**Passage**
┌────────
With decreased water supplies an ever-growing threat in a warming world, many organizations, including the Stockholm International Water Institute and Waterfootprint.org have reported that animal products require significant water stores, while a plant-based diet is highly water efficient.
During a visit with Supreme Master Television, a member of the Yakama tribe shared her community’s experiences and concerns.

Resident of Yakama Reservation, Washington, USA (F): We also know that one of the local dairies, who has 12-14,000 cows, uses approximately 33,000 gallons of drinking water a day. And these often, in our area, don’t have permits to do it.

They’re getting the waterfor free. And what we’re saying is that our water is not here for these factory farms to come in to destroy. 

These factory farms are ruining our air, our water, and consuming the water that’s here, with total disregard to the people or the animals involved.

We’ve been told by one of the local experts along the hills south of here, the water table has dropped a hundred feet.

If we have no water, I would like to quote one of the Yakama elders; he said, “With no water there will be no Yakama people.”
└────────
**Set of tasks**
1: In the passage on factory farms and water, how much drinking water does one local dairy use each day?
2: Continue the passage on factory farms and water on the Yakama Reservation from the point where it stops.
The records that follow are separate material and have no connection to the passage on factory farms and water.

**Entries shown**
┌────────
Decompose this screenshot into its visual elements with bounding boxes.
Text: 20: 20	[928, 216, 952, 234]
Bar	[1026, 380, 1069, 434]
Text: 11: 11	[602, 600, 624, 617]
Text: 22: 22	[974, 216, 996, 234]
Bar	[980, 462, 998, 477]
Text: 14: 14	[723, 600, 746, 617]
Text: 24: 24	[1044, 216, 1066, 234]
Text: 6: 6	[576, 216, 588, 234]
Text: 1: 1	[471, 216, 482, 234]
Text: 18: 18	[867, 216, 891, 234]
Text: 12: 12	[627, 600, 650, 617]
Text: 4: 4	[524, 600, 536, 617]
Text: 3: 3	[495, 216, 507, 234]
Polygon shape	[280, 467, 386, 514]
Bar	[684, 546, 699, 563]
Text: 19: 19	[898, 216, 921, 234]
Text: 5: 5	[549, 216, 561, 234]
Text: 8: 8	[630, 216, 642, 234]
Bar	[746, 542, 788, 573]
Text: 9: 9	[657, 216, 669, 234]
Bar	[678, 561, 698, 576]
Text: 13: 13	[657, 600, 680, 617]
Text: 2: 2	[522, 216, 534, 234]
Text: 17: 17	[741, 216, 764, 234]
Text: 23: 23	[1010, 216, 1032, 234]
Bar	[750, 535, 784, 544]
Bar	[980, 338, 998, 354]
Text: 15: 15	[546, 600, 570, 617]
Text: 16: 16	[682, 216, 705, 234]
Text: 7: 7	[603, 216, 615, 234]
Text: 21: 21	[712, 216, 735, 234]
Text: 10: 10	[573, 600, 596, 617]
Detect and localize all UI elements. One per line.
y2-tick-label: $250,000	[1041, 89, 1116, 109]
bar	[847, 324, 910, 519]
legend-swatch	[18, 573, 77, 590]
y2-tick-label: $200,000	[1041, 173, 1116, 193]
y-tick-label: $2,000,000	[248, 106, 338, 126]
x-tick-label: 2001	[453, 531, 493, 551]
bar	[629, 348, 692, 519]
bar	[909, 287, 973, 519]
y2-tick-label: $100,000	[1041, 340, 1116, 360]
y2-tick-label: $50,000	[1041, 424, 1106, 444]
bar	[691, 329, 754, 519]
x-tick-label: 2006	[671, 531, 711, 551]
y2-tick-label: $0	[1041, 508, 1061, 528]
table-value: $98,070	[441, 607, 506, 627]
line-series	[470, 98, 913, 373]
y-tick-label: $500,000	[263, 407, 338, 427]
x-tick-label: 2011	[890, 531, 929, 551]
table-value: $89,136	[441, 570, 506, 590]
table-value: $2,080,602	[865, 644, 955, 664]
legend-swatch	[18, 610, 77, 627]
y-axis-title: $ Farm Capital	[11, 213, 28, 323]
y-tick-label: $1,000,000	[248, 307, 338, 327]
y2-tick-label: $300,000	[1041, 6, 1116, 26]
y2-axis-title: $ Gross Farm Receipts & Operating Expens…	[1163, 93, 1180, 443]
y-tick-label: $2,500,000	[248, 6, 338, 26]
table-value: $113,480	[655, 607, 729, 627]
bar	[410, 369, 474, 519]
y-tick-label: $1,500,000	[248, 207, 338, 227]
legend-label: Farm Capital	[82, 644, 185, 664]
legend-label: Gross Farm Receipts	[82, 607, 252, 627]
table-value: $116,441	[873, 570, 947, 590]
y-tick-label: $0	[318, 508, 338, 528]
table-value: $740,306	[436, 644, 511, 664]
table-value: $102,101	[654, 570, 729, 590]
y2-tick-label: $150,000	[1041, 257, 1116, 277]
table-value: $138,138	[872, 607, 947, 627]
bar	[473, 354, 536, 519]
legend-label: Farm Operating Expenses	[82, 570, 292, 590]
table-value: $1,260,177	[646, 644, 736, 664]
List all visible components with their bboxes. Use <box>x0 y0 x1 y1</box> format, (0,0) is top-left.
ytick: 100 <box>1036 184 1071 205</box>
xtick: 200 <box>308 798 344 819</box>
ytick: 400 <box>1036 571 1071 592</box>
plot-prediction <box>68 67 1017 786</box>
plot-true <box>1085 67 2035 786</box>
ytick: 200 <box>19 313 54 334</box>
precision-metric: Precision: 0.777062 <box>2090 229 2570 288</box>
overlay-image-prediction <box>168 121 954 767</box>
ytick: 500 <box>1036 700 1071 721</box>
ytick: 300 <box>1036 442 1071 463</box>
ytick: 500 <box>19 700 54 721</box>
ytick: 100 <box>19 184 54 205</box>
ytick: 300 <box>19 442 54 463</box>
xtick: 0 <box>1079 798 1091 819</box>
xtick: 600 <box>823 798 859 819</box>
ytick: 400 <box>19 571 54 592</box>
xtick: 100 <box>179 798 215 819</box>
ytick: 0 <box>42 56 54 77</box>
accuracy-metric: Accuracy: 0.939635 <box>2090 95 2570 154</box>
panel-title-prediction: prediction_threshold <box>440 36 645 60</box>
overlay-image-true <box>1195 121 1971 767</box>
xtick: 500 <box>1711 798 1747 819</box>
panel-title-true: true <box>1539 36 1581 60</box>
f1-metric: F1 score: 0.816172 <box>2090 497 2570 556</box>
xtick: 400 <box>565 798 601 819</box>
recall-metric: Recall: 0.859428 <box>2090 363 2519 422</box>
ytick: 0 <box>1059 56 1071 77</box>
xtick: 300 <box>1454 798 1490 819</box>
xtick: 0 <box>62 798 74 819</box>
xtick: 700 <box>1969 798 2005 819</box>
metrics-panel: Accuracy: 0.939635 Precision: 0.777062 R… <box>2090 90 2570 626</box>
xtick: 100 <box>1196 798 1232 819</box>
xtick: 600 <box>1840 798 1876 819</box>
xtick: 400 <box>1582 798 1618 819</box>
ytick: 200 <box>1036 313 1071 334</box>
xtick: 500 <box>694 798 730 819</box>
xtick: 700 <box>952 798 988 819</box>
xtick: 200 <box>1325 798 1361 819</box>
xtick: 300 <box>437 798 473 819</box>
└────────
**Outputs by task**
1: Approximately 33,000 gallons of drinking water a day.

2:
VOICE: Understanding the enormous water requirements of meat production is just one way of grasping the comprehensive societal costs of consuming animal products, including pork. Pig factory farms have been linked to the current swine flu outbreak, which represents another social cost. The swine flu has now caused a total of about 36,000 illnesses across  81 countries, with more than 170 fatalities.

First-ever cases have just been announced in Sri Lanka, Yemen, Jordan, and Qatar. So far, the most vulnerable groups have been overweight individuals, expectant mothers and those with underlying asthma or diabetic conditions.We thank those community members who have courageously spoken about the impact of factory farms on their quality of life.

Our sorrow for the victims of the swine flu and their loved ones, as we pray that all humans join in the humane action of choosing a plant-based diet for the good of public health and sustainability of countless communities.